> [Directions for this task]
Copy out each line exactly as it appears.
** BEGIN Source material **
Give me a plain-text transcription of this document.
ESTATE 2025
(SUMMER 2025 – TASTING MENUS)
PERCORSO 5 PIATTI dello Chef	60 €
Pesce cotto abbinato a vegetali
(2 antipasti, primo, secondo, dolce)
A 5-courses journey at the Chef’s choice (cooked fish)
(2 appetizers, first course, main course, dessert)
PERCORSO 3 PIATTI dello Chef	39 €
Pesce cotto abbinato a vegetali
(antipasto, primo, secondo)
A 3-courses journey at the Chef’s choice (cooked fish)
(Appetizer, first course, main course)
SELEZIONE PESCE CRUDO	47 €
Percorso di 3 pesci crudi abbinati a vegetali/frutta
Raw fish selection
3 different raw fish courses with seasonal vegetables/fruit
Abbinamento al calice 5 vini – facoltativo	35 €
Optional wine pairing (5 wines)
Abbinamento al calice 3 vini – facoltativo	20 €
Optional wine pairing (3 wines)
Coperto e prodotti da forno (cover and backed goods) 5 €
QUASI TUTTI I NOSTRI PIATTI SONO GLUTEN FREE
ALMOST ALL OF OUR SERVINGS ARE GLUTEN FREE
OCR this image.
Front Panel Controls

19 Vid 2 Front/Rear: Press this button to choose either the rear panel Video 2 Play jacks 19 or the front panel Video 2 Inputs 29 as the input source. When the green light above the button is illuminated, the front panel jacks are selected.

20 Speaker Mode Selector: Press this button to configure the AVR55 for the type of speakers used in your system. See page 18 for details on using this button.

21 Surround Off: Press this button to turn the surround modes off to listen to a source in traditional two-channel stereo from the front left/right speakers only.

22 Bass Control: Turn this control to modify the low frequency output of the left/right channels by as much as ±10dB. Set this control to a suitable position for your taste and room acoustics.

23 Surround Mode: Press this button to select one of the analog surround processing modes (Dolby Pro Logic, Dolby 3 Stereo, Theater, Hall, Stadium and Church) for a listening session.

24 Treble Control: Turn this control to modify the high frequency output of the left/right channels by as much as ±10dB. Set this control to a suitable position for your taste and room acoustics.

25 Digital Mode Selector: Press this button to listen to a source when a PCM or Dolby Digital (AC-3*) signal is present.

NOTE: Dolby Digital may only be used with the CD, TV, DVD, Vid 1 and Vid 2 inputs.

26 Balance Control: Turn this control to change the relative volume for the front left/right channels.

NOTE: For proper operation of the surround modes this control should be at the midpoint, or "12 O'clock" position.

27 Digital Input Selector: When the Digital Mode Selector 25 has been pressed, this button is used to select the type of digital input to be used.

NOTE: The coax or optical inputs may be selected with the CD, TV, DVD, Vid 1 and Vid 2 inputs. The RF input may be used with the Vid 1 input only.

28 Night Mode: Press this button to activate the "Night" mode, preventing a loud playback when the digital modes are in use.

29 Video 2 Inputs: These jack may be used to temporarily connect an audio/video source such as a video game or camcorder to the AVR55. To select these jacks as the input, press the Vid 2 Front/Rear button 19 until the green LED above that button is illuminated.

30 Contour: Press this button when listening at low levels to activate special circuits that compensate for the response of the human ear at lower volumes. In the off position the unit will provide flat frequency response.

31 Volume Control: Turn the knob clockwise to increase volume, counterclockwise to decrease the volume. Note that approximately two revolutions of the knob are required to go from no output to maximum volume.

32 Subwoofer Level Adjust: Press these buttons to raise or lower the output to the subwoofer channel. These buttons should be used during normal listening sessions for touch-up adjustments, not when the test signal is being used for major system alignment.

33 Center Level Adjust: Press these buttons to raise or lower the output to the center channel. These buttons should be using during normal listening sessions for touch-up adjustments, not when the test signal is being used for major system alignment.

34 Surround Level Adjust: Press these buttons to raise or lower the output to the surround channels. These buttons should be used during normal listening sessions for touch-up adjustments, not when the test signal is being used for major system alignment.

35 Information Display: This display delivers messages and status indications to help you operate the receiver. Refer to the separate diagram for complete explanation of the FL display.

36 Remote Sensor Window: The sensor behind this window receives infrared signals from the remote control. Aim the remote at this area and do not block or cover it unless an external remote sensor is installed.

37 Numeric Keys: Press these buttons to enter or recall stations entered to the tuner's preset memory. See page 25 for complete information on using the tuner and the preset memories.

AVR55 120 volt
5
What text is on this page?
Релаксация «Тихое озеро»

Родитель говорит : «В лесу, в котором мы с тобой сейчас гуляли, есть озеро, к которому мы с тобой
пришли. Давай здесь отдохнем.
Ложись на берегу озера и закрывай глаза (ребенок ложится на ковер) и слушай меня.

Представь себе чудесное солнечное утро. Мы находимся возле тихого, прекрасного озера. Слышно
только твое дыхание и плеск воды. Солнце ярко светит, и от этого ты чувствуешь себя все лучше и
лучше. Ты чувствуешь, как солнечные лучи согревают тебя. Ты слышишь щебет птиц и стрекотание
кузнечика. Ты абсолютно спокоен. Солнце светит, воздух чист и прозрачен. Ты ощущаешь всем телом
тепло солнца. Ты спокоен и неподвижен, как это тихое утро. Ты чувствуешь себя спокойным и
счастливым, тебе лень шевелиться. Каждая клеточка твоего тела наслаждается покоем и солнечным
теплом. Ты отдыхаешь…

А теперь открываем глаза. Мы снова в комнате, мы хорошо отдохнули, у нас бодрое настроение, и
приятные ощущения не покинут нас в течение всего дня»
** END Source material **
> [Exercise output]
Give me a plain-text transcription of this document.
ESTATE 2025
(SUMMER 2025 – TASTING MENUS)
PERCORSO 5 PIATTI dello Chef	60 €
Pesce cotto abbinato a vegetali
(2 antipasti, primo, secondo, dolce)
A 5-courses journey at the Chef’s choice (cooked fish)
(2 appetizers, first course, main course, dessert)
PERCORSO 3 PIATTI dello Chef	39 €
Pesce cotto abbinato a vegetali
(antipasto, primo, secondo)
A 3-courses journey at the Chef’s choice (cooked fish)
(Appetizer, first course, main course)
SELEZIONE PESCE CRUDO	47 €
Percorso di 3 pesci crudi abbinati a vegetali/frutta
Raw fish selection
3 different raw fish courses with seasonal vegetables/fruit
Abbinamento al calice 5 vini – facoltativo	35 €
Optional wine pairing (5 wines)
Abbinamento al calice 3 vini – facoltativo	20 €
Optional wine pairing (3 wines)
Coperto e prodotti da forno (cover and backed goods) 5 €
QUASI TUTTI I NOSTRI PIATTI SONO GLUTEN FREE
ALMOST ALL OF OUR SERVINGS ARE GLUTEN FREE
OCR this image.
Front Panel Controls

19 Vid 2 Front/Rear: Press this button to choose either the rear panel Video 2 Play jacks 19 or the front panel Video 2 Inputs 29 as the input source. When the green light above the button is illuminated, the front panel jacks are selected.

20 Speaker Mode Selector: Press this button to configure the AVR55 for the type of speakers used in your system. See page 18 for details on using this button.

21 Surround Off: Press this button to turn the surround modes off to listen to a source in traditional two-channel stereo from the front left/right speakers only.

22 Bass Control: Turn this control to modify the low frequency output of the left/right channels by as much as ±10dB. Set this control to a suitable position for your taste and room acoustics.

23 Surround Mode: Press this button to select one of the analog surround processing modes (Dolby Pro Logic, Dolby 3 Stereo, Theater, Hall, Stadium and Church) for a listening session.

24 Treble Control: Turn this control to modify the high frequency output of the left/right channels by as much as ±10dB. Set this control to a suitable position for your taste and room acoustics.

25 Digital Mode Selector: Press this button to listen to a source when a PCM or Dolby Digital (AC-3*) signal is present.

NOTE: Dolby Digital may only be used with the CD, TV, DVD, Vid 1 and Vid 2 inputs.

26 Balance Control: Turn this control to change the relative volume for the front left/right channels.

NOTE: For proper operation of the surround modes this control should be at the midpoint, or "12 O'clock" position.

27 Digital Input Selector: When the Digital Mode Selector 25 has been pressed, this button is used to select the type of digital input to be used.

NOTE: The coax or optical inputs may be selected with the CD, TV, DVD, Vid 1 and Vid 2 inputs. The RF input may be used with the Vid 1 input only.

28 Night Mode: Press this button to activate the "Night" mode, preventing a loud playback when the digital modes are in use.

29 Video 2 Inputs: These jack may be used to temporarily connect an audio/video source such as a video game or camcorder to the AVR55. To select these jacks as the input, press the Vid 2 Front/Rear button 19 until the green LED above that button is illuminated.

30 Contour: Press this button when listening at low levels to activate special circuits that compensate for the response of the human ear at lower volumes. In the off position the unit will provide flat frequency response.

31 Volume Control: Turn the knob clockwise to increase volume, counterclockwise to decrease the volume. Note that approximately two revolutions of the knob are required to go from no output to maximum volume.

32 Subwoofer Level Adjust: Press these buttons to raise or lower the output to the subwoofer channel. These buttons should be used during normal listening sessions for touch-up adjustments, not when the test signal is being used for major system alignment.

33 Center Level Adjust: Press these buttons to raise or lower the output to the center channel. These buttons should be using during normal listening sessions for touch-up adjustments, not when the test signal is being used for major system alignment.

34 Surround Level Adjust: Press these buttons to raise or lower the output to the surround channels. These buttons should be used during normal listening sessions for touch-up adjustments, not when the test signal is being used for major system alignment.

35 Information Display: This display delivers messages and status indications to help you operate the receiver. Refer to the separate diagram for complete explanation of the FL display.

36 Remote Sensor Window: The sensor behind this window receives infrared signals from the remote control. Aim the remote at this area and do not block or cover it unless an external remote sensor is installed.

37 Numeric Keys: Press these buttons to enter or recall stations entered to the tuner's preset memory. See page 25 for complete information on using the tuner and the preset memories.

AVR55 120 volt
5
What text is on this page?
Релаксация «Тихое озеро»

Родитель говорит : «В лесу, в котором мы с тобой сейчас гуляли, есть озеро, к которому мы с тобой
пришли. Давай здесь отдохнем.
Ложись на берегу озера и закрывай глаза (ребенок ложится на ковер) и слушай меня.

Представь себе чудесное солнечное утро. Мы находимся возле тихого, прекрасного озера. Слышно
только твое дыхание и плеск воды. Солнце ярко светит, и от этого ты чувствуешь себя все лучше и
лучше. Ты чувствуешь, как солнечные лучи согревают тебя. Ты слышишь щебет птиц и стрекотание
кузнечика. Ты абсолютно спокоен. Солнце светит, воздух чист и прозрачен. Ты ощущаешь всем телом
тепло солнца. Ты спокоен и неподвижен, как это тихое утро. Ты чувствуешь себя спокойным и
счастливым, тебе лень шевелиться. Каждая клеточка твоего тела наслаждается покоем и солнечным
теплом. Ты отдыхаешь…

А теперь открываем глаза. Мы снова в комнате, мы хорошо отдохнули, у нас бодрое настроение, и
приятные ощущения не покинут нас в течение всего дня»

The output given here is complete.